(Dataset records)
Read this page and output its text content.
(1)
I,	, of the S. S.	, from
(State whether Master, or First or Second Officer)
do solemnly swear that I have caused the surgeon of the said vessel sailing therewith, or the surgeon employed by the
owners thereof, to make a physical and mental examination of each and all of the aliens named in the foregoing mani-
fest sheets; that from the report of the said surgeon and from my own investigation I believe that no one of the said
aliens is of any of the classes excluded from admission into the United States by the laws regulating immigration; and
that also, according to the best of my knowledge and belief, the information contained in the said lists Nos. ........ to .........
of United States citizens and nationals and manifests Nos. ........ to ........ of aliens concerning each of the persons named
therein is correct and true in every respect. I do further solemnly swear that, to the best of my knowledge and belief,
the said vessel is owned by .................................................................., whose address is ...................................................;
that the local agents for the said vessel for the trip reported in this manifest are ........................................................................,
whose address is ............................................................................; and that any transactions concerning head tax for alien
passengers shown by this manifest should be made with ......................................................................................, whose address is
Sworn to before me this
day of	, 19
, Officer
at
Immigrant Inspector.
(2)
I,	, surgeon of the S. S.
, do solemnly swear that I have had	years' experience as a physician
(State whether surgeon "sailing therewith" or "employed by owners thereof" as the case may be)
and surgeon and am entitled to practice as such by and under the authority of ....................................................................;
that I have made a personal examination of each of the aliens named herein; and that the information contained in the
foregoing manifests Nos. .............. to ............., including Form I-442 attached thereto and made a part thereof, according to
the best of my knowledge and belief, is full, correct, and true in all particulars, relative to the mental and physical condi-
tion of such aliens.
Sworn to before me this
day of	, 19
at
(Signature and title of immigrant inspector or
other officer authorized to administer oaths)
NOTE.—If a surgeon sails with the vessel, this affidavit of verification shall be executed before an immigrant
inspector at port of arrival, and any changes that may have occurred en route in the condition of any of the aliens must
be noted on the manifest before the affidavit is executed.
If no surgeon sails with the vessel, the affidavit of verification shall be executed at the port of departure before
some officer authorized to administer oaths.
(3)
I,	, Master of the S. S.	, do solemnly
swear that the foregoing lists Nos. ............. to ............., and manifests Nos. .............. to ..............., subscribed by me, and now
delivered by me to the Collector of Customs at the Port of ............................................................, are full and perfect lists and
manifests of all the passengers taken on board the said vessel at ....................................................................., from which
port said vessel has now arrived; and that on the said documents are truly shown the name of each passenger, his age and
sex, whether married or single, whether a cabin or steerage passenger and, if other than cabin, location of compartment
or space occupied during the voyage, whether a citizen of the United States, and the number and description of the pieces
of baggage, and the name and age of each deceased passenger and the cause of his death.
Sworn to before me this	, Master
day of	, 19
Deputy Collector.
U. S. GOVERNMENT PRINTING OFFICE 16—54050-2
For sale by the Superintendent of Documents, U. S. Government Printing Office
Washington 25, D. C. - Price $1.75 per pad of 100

▶ [The exercise] Copy out all of the records shown above exactly.

▶ [Reply]
Read this page and output its text content.
(1)
I,	, of the S. S.	, from
(State whether Master, or First or Second Officer)
do solemnly swear that I have caused the surgeon of the said vessel sailing therewith, or the surgeon employed by the
owners thereof, to make a physical and mental examination of each and all of the aliens named in the foregoing mani-
fest sheets; that from the report of the said surgeon and from my own investigation I believe that no one of the said
aliens is of any of the classes excluded from admission into the United States by the laws regulating immigration; and
that also, according to the best of my knowledge and belief, the information contained in the said lists Nos. ........ to .........
of United States citizens and nationals and manifests Nos. ........ to ........ of aliens concerning each of the persons named
therein is correct and true in every respect. I do further solemnly swear that, to the best of my knowledge and belief,
the said vessel is owned by .................................................................., whose address is ...................................................;
that the local agents for the said vessel for the trip reported in this manifest are ........................................................................,
whose address is ............................................................................; and that any transactions concerning head tax for alien
passengers shown by this manifest should be made with ......................................................................................, whose address is
Sworn to before me this
day of	, 19
, Officer
at
Immigrant Inspector.
(2)
I,	, surgeon of the S. S.
, do solemnly swear that I have had	years' experience as a physician
(State whether surgeon "sailing therewith" or "employed by owners thereof" as the case may be)
and surgeon and am entitled to practice as such by and under the authority of ....................................................................;
that I have made a personal examination of each of the aliens named herein; and that the information contained in the
foregoing manifests Nos. .............. to ............., including Form I-442 attached thereto and made a part thereof, according to
the best of my knowledge and belief, is full, correct, and true in all particulars, relative to the mental and physical condi-
tion of such aliens.
Sworn to before me this
day of	, 19
at
(Signature and title of immigrant inspector or
other officer authorized to administer oaths)
NOTE.—If a surgeon sails with the vessel, this affidavit of verification shall be executed before an immigrant
inspector at port of arrival, and any changes that may have occurred en route in the condition of any of the aliens must
be noted on the manifest before the affidavit is executed.
If no surgeon sails with the vessel, the affidavit of verification shall be executed at the port of departure before
some officer authorized to administer oaths.
(3)
I,	, Master of the S. S.	, do solemnly
swear that the foregoing lists Nos. ............. to ............., and manifests Nos. .............. to ..............., subscribed by me, and now
delivered by me to the Collector of Customs at the Port of ............................................................, are full and perfect lists and
manifests of all the passengers taken on board the said vessel at ....................................................................., from which
port said vessel has now arrived; and that on the said documents are truly shown the name of each passenger, his age and
sex, whether married or single, whether a cabin or steerage passenger and, if other than cabin, location of compartment
or space occupied during the voyage, whether a citizen of the United States, and the number and description of the pieces
of baggage, and the name and age of each deceased passenger and the cause of his death.
Sworn to before me this	, Master
day of	, 19
Deputy Collector.
U. S. GOVERNMENT PRINTING OFFICE 16—54050-2
For sale by the Superintendent of Documents, U. S. Government Printing Office
Washington 25, D. C. - Price $1.75 per pad of 100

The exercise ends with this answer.